## START Data records
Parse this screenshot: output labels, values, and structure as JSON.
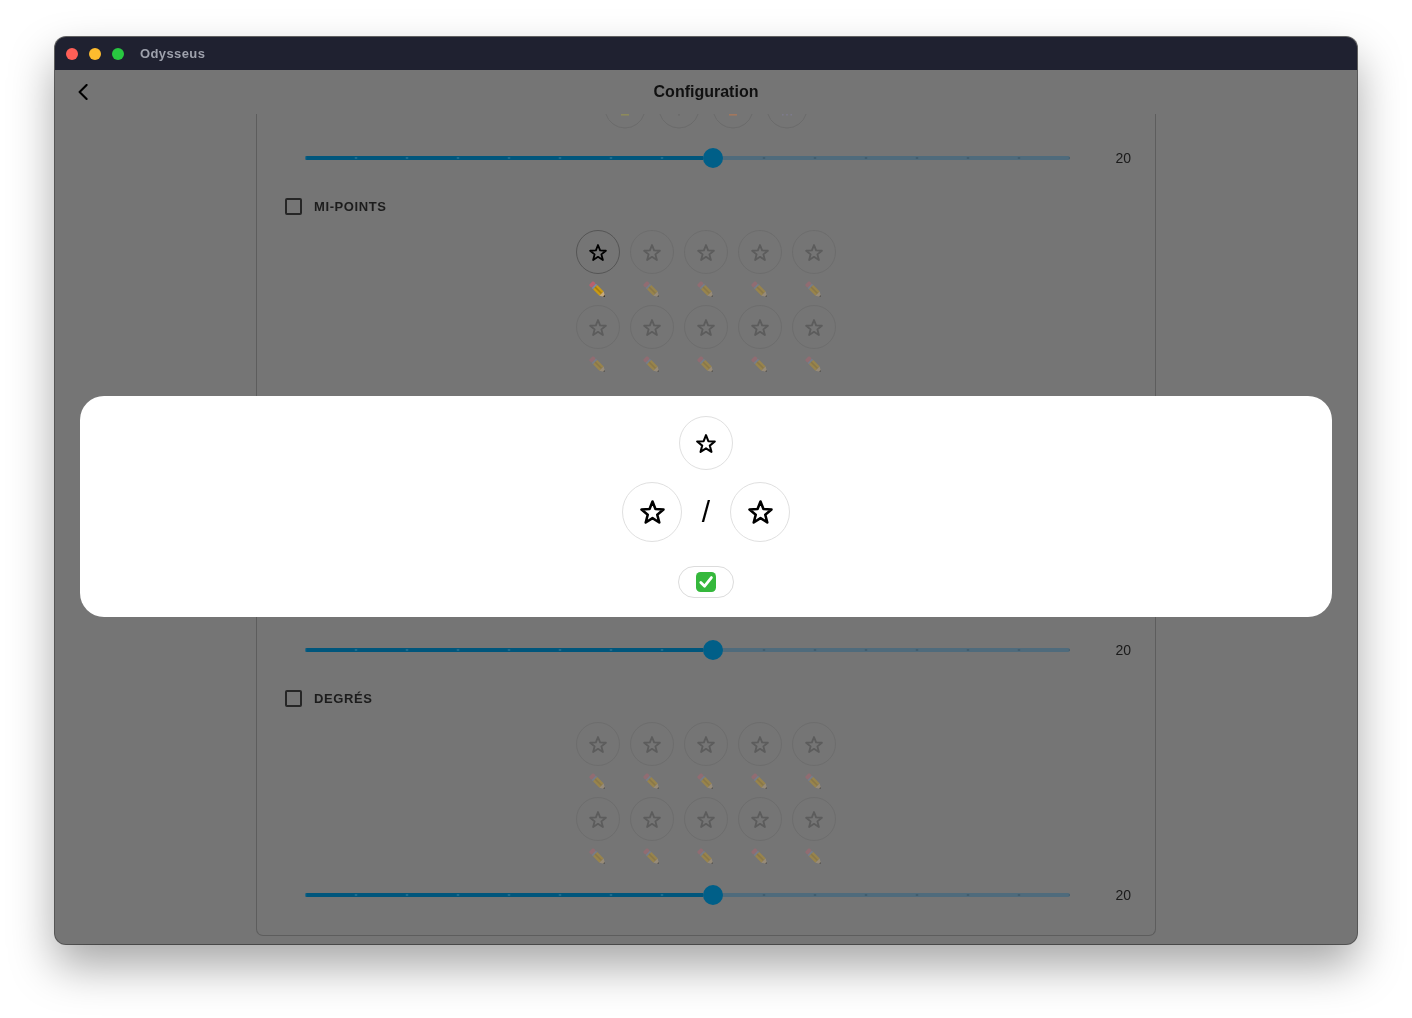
{
  "window": {
    "title": "Odysseus"
  },
  "header": {
    "title": "Configuration"
  },
  "content": [
    {
      "kind": "button_row"
    },
    {
      "kind": "slider",
      "level": 0.533,
      "reading": "20"
    },
    {
      "kind": "option",
      "label": "MI-POINTS",
      "checked": false,
      "rows": [
        {
          "cells": [
            {
              "selected": true
            },
            {
              "selected": false
            },
            {
              "selected": false
            },
            {
              "selected": false
            },
            {
              "selected": false
            }
          ]
        },
        {
          "cells": [
            {
              "selected": false
            },
            {
              "selected": false
            },
            {
              "selected": false
            },
            {
              "selected": false
            },
            {
              "selected": false
            }
          ]
        }
      ]
    },
    {
      "kind": "dialog",
      "separator": "/"
    },
    {
      "kind": "slider",
      "level": 0.533,
      "reading": "20"
    },
    {
      "kind": "option",
      "label": "DEGRÉS",
      "checked": false,
      "rows": [
        {
          "cells": [
            {
              "selected": false
            },
            {
              "selected": false
            },
            {
              "selected": false
            },
            {
              "selected": false
            },
            {
              "selected": false
            }
          ]
        },
        {
          "cells": [
            {
              "selected": false
            },
            {
              "selected": false
            },
            {
              "selected": false
            },
            {
              "selected": false
            },
            {
              "selected": false
            }
          ]
        }
      ]
    },
    {
      "kind": "slider",
      "level": 0.533,
      "reading": "20"
    }
  ]
}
## END Data records
Quote all the records verbatim, dropping any pictures from your copy.

Parse this screenshot: output labels, values, and structure as JSON.
{
  "window": {
    "title": "Odysseus"
  },
  "header": {
    "title": "Configuration"
  },
  "content": [
    {
      "kind": "button_row"
    },
    {
      "kind": "slider",
      "level": 0.533,
      "reading": "20"
    },
    {
      "kind": "option",
      "label": "MI-POINTS",
      "checked": false,
      "rows": [
        {
          "cells": [
            {
              "selected": true
            },
            {
              "selected": false
            },
            {
              "selected": false
            },
            {
              "selected": false
            },
            {
              "selected": false
            }
          ]
        },
        {
          "cells": [
            {
              "selected": false
            },
            {
              "selected": false
            },
            {
              "selected": false
            },
            {
              "selected": false
            },
            {
              "selected": false
            }
          ]
        }
      ]
    },
    {
      "kind": "dialog",
      "separator": "/"
    },
    {
      "kind": "slider",
      "level": 0.533,
      "reading": "20"
    },
    {
      "kind": "option",
      "label": "DEGRÉS",
      "checked": false,
      "rows": [
        {
          "cells": [
            {
              "selected": false
            },
            {
              "selected": false
            },
            {
              "selected": false
            },
            {
              "selected": false
            },
            {
              "selected": false
            }
          ]
        },
        {
          "cells": [
            {
              "selected": false
            },
            {
              "selected": false
            },
            {
              "selected": false
            },
            {
              "selected": false
            },
            {
              "selected": false
            }
          ]
        }
      ]
    },
    {
      "kind": "slider",
      "level": 0.533,
      "reading": "20"
    }
  ]
}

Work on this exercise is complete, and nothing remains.